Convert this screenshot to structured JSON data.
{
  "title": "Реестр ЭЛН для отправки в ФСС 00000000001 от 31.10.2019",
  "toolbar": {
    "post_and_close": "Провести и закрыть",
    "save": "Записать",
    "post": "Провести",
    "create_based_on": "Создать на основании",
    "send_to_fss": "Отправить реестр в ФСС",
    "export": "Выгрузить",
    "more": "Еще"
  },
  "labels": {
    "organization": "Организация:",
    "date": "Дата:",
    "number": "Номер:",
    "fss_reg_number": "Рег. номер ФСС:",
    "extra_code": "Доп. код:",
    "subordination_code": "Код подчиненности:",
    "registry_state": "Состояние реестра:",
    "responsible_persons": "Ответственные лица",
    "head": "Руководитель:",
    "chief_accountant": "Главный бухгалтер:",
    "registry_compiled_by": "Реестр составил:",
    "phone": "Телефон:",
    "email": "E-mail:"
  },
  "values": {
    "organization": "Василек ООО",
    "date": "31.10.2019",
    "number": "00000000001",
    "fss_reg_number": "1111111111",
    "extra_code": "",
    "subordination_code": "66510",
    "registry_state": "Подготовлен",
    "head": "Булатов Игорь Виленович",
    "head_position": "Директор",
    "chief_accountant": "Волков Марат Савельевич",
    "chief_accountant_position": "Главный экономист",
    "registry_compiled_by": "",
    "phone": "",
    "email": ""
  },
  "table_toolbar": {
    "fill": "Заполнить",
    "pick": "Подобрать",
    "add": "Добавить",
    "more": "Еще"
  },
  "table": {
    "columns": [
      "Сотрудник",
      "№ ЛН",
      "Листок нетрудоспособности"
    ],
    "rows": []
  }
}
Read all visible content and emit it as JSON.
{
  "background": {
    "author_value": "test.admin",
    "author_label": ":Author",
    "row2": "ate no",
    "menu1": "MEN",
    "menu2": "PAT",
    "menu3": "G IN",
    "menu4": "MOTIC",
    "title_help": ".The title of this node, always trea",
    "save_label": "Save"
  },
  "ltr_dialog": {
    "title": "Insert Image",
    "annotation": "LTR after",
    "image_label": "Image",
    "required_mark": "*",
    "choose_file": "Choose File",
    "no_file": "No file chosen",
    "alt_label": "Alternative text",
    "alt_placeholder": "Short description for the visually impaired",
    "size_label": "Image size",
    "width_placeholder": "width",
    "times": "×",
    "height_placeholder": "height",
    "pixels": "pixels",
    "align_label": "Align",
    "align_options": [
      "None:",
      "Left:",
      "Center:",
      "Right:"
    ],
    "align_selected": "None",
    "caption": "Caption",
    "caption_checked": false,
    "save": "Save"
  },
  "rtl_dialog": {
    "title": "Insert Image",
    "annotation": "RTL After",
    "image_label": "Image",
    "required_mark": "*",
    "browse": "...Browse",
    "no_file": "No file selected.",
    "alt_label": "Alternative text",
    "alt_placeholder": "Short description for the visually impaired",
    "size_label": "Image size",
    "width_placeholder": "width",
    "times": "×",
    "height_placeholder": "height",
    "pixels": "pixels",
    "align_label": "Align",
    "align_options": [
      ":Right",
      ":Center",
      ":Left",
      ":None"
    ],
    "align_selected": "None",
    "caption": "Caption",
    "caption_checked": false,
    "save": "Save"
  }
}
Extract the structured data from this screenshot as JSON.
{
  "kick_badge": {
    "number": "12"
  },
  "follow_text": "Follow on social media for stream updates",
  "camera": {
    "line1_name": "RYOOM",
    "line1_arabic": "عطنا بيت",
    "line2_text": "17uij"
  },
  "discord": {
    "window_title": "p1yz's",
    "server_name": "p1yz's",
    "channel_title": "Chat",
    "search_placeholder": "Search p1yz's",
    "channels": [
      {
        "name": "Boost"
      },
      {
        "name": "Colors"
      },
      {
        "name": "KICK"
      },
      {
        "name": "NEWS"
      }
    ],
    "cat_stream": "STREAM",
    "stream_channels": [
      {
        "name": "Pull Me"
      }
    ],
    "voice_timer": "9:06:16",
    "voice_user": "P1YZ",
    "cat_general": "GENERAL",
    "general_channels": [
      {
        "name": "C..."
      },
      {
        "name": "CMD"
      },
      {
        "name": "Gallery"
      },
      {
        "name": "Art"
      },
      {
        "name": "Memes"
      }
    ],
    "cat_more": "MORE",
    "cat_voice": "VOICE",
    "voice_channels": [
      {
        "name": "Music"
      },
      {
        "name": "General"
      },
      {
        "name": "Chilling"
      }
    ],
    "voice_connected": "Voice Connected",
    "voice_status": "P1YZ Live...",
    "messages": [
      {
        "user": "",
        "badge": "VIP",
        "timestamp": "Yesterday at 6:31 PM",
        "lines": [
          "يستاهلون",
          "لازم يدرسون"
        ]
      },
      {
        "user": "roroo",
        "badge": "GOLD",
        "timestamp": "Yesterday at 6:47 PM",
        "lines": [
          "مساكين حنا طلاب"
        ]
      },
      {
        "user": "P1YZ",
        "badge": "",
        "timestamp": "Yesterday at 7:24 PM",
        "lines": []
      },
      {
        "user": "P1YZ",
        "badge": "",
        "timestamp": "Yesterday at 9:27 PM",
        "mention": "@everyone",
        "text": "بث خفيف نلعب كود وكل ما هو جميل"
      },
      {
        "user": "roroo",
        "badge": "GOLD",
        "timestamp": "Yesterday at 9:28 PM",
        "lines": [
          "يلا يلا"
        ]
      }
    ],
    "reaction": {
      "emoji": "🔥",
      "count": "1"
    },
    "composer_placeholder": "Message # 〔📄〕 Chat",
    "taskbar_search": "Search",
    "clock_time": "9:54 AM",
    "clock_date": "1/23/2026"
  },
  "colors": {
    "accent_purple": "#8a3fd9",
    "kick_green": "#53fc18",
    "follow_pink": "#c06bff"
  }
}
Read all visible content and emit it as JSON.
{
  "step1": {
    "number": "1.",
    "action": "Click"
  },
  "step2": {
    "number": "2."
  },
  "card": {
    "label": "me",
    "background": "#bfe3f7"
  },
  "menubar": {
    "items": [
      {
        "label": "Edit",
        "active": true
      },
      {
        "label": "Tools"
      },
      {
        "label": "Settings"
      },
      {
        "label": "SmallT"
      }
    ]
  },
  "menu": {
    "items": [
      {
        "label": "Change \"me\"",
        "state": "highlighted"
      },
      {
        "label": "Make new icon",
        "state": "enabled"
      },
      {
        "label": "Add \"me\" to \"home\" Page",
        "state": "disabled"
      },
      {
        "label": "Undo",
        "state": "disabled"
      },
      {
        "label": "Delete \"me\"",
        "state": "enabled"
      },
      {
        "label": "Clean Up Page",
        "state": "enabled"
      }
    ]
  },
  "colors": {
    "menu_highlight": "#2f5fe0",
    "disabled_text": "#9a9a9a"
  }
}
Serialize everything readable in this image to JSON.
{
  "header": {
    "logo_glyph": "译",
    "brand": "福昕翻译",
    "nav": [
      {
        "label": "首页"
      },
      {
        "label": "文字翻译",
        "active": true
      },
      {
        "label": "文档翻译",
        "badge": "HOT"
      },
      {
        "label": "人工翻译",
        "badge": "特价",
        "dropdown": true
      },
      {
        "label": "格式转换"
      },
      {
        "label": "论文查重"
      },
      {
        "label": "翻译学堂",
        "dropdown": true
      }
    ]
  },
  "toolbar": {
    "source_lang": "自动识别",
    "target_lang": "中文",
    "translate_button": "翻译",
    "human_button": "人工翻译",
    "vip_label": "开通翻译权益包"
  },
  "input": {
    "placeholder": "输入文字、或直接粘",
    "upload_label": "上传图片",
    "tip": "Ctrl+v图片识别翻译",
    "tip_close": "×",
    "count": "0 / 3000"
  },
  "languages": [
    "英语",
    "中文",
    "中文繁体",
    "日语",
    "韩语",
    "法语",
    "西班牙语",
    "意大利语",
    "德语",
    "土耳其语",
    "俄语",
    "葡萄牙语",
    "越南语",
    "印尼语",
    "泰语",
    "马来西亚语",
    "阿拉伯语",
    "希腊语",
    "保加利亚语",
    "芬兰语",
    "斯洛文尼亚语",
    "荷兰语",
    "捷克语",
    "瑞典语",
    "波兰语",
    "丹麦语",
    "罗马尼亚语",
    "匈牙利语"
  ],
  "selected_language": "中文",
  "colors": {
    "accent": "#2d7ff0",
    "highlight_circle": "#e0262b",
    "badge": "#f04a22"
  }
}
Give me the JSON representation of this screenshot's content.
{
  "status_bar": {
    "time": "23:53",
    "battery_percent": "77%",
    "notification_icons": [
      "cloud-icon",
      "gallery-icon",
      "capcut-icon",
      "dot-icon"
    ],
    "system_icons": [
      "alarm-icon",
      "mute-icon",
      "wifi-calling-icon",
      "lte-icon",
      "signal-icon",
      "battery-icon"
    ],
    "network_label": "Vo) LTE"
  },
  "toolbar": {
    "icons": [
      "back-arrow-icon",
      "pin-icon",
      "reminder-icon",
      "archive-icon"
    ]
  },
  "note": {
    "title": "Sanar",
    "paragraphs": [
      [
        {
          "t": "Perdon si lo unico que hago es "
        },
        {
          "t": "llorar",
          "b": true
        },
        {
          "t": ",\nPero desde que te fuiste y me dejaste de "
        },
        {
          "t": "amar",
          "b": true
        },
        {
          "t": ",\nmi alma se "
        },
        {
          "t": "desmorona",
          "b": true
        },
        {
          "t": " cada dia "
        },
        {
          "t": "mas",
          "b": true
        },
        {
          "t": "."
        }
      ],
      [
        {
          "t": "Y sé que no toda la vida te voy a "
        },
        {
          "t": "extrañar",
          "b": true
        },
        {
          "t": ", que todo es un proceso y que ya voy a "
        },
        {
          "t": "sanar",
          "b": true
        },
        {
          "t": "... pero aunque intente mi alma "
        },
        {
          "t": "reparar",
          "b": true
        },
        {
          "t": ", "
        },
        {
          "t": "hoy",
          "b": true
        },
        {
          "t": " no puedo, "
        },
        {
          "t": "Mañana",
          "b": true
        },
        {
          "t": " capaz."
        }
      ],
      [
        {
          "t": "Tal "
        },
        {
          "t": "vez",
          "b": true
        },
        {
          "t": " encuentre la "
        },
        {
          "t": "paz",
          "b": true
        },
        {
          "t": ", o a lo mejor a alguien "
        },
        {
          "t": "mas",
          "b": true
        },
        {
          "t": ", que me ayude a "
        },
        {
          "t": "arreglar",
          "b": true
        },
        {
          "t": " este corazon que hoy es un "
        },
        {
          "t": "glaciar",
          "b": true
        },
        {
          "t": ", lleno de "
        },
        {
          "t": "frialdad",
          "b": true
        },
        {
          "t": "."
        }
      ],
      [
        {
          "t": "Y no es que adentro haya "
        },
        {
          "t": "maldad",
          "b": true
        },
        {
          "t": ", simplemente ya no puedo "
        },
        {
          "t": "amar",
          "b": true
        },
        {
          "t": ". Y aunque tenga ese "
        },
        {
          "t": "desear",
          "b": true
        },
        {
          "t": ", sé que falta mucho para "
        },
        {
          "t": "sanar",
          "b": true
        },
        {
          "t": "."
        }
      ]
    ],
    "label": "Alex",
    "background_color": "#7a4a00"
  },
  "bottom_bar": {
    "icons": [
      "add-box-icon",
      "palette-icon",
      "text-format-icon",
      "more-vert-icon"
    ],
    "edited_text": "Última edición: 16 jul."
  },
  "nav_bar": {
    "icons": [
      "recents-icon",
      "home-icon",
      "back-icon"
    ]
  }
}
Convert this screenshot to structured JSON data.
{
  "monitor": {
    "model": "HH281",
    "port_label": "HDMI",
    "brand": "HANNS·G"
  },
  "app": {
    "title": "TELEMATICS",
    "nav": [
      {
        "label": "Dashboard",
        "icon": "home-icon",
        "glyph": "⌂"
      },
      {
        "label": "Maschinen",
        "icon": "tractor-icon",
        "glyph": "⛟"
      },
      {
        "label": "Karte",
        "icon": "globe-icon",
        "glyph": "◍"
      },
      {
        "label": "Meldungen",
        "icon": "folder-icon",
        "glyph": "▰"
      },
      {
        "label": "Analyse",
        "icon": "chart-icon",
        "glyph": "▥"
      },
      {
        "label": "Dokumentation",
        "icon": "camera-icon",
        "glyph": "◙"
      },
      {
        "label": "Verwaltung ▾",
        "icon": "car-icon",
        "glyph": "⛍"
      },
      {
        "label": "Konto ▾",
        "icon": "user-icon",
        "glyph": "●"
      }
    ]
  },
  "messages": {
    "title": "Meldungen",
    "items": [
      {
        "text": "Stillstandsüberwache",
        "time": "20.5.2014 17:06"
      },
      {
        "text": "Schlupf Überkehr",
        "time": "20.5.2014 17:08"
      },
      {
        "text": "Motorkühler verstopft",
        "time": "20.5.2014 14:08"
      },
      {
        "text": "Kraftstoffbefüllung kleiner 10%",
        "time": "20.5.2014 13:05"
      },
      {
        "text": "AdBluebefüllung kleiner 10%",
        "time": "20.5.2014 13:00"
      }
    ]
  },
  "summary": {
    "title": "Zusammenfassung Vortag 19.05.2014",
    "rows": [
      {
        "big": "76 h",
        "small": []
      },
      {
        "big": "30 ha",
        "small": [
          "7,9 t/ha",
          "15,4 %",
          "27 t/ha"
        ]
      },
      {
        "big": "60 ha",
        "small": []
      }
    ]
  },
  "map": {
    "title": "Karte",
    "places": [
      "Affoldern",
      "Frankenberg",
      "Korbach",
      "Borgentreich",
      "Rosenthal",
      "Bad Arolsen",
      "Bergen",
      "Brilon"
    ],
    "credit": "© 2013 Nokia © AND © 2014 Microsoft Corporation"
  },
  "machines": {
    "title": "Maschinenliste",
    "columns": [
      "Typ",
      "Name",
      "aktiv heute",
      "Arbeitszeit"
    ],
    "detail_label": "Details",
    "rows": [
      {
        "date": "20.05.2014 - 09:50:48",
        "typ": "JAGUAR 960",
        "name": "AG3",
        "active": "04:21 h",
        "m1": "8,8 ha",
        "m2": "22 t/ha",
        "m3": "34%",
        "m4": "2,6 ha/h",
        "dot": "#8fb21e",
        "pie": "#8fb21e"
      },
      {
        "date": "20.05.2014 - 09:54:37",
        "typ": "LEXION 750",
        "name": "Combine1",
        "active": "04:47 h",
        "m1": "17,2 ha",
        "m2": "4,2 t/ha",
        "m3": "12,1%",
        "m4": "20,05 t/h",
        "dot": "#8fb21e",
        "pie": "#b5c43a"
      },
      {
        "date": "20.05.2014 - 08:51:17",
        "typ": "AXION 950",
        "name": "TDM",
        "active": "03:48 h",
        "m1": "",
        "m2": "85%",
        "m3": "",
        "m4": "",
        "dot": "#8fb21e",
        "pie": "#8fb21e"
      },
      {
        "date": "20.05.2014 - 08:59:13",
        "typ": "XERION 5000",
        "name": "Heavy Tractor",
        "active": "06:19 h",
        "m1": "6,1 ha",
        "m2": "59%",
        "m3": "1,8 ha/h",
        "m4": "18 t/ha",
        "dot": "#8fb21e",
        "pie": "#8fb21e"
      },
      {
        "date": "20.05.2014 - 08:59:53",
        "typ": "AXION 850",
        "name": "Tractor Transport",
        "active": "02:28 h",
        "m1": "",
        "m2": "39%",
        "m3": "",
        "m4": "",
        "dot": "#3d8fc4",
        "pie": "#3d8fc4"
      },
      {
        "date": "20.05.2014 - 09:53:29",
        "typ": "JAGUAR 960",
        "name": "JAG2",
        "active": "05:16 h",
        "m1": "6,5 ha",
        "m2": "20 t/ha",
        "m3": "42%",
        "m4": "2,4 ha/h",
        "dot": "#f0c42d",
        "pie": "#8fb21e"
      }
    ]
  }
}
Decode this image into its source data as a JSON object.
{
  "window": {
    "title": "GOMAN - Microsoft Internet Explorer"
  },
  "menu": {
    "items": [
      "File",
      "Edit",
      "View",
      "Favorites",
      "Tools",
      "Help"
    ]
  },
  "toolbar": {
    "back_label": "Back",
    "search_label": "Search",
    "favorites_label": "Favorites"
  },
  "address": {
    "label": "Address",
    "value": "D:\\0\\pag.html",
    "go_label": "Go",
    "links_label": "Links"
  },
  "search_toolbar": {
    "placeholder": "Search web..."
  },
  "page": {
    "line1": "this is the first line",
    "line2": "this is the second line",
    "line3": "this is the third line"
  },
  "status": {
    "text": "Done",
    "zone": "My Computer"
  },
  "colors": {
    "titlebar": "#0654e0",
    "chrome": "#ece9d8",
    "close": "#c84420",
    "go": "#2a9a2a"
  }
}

━━━━━━━━

Each line that contains the word "alma" counts toward the total; give only that total.

### SOLUTION FOR THIS PROBLEM
2